━━━━━ ENTRIES SHOWN ━━━━━
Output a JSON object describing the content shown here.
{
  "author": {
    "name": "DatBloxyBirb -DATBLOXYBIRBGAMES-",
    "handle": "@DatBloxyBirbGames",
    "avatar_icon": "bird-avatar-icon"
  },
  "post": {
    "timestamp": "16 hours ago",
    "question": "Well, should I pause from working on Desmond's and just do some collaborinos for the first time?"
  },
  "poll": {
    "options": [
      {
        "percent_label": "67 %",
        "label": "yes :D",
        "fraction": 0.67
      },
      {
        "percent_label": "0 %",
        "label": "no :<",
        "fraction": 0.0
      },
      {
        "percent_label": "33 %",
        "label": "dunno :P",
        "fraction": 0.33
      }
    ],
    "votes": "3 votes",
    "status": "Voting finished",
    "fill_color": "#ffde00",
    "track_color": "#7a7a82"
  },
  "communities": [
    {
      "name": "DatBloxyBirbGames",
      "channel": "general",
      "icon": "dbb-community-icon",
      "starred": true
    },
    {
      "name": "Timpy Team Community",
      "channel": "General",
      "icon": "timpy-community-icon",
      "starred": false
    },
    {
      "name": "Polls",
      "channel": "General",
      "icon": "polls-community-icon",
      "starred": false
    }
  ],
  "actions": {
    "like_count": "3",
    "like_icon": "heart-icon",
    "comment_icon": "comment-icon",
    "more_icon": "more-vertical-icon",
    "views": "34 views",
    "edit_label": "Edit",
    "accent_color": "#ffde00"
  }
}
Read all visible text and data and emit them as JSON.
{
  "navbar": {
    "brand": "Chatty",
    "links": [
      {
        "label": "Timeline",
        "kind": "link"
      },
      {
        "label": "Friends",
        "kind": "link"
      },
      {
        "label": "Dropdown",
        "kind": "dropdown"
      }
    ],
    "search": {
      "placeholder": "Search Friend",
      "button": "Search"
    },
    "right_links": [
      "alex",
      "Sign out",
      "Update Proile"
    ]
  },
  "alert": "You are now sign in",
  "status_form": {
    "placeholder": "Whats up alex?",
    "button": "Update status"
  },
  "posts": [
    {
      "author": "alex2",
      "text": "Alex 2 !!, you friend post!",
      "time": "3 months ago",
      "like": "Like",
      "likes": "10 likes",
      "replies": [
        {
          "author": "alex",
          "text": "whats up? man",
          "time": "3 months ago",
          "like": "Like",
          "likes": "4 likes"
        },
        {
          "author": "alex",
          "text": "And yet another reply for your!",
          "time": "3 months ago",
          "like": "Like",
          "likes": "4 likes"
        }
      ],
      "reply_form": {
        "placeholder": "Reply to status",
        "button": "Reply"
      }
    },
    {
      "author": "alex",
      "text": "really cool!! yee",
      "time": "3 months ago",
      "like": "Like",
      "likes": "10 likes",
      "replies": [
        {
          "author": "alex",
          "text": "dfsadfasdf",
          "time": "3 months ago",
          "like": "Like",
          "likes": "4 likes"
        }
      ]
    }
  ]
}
━━━━━
## [TASK BRIEF]
Write the listing out again, exactly as shown above.

## [RESPONSE FOR THIS EXERCISE]
Output a JSON object describing the content shown here.
{
  "author": {
    "name": "DatBloxyBirb -DATBLOXYBIRBGAMES-",
    "handle": "@DatBloxyBirbGames",
    "avatar_icon": "bird-avatar-icon"
  },
  "post": {
    "timestamp": "16 hours ago",
    "question": "Well, should I pause from working on Desmond's and just do some collaborinos for the first time?"
  },
  "poll": {
    "options": [
      {
        "percent_label": "67 %",
        "label": "yes :D",
        "fraction": 0.67
      },
      {
        "percent_label": "0 %",
        "label": "no :<",
        "fraction": 0.0
      },
      {
        "percent_label": "33 %",
        "label": "dunno :P",
        "fraction": 0.33
      }
    ],
    "votes": "3 votes",
    "status": "Voting finished",
    "fill_color": "#ffde00",
    "track_color": "#7a7a82"
  },
  "communities": [
    {
      "name": "DatBloxyBirbGames",
      "channel": "general",
      "icon": "dbb-community-icon",
      "starred": true
    },
    {
      "name": "Timpy Team Community",
      "channel": "General",
      "icon": "timpy-community-icon",
      "starred": false
    },
    {
      "name": "Polls",
      "channel": "General",
      "icon": "polls-community-icon",
      "starred": false
    }
  ],
  "actions": {
    "like_count": "3",
    "like_icon": "heart-icon",
    "comment_icon": "comment-icon",
    "more_icon": "more-vertical-icon",
    "views": "34 views",
    "edit_label": "Edit",
    "accent_color": "#ffde00"
  }
}
Read all visible text and data and emit them as JSON.
{
  "navbar": {
    "brand": "Chatty",
    "links": [
      {
        "label": "Timeline",
        "kind": "link"
      },
      {
        "label": "Friends",
        "kind": "link"
      },
      {
        "label": "Dropdown",
        "kind": "dropdown"
      }
    ],
    "search": {
      "placeholder": "Search Friend",
      "button": "Search"
    },
    "right_links": [
      "alex",
      "Sign out",
      "Update Proile"
    ]
  },
  "alert": "You are now sign in",
  "status_form": {
    "placeholder": "Whats up alex?",
    "button": "Update status"
  },
  "posts": [
    {
      "author": "alex2",
      "text": "Alex 2 !!, you friend post!",
      "time": "3 months ago",
      "like": "Like",
      "likes": "10 likes",
      "replies": [
        {
          "author": "alex",
          "text": "whats up? man",
          "time": "3 months ago",
          "like": "Like",
          "likes": "4 likes"
        },
        {
          "author": "alex",
          "text": "And yet another reply for your!",
          "time": "3 months ago",
          "like": "Like",
          "likes": "4 likes"
        }
      ],
      "reply_form": {
        "placeholder": "Reply to status",
        "button": "Reply"
      }
    },
    {
      "author": "alex",
      "text": "really cool!! yee",
      "time": "3 months ago",
      "like": "Like",
      "likes": "10 likes",
      "replies": [
        {
          "author": "alex",
          "text": "dfsadfasdf",
          "time": "3 months ago",
          "like": "Like",
          "likes": "4 likes"
        }
      ]
    }
  ]
}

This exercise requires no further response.